• Objective
Each record below should be repeated precisely as written.

━━━ Exercise input

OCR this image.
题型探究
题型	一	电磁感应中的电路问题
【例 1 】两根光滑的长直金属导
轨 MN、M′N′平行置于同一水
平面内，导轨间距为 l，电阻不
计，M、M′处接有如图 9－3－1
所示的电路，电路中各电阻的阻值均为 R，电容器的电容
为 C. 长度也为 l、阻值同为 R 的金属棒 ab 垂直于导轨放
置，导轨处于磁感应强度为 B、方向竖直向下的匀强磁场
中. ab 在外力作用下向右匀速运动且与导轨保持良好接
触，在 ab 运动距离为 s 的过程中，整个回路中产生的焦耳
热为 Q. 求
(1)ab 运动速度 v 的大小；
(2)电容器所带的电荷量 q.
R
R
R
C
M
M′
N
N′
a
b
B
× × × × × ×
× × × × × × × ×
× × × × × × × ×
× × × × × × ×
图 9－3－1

━━━━━━

• Written answer
OCR this image.
题型探究
题型	一	电磁感应中的电路问题
【例 1 】两根光滑的长直金属导
轨 MN、M′N′平行置于同一水
平面内，导轨间距为 l，电阻不
计，M、M′处接有如图 9－3－1
所示的电路，电路中各电阻的阻值均为 R，电容器的电容
为 C. 长度也为 l、阻值同为 R 的金属棒 ab 垂直于导轨放
置，导轨处于磁感应强度为 B、方向竖直向下的匀强磁场
中. ab 在外力作用下向右匀速运动且与导轨保持良好接
触，在 ab 运动距离为 s 的过程中，整个回路中产生的焦耳
热为 Q. 求
(1)ab 运动速度 v 的大小；
(2)电容器所带的电荷量 q.
R
R
R
C
M
M′
N
N′
a
b
B
× × × × × ×
× × × × × × × ×
× × × × × × × ×
× × × × × × ×
图 9－3－1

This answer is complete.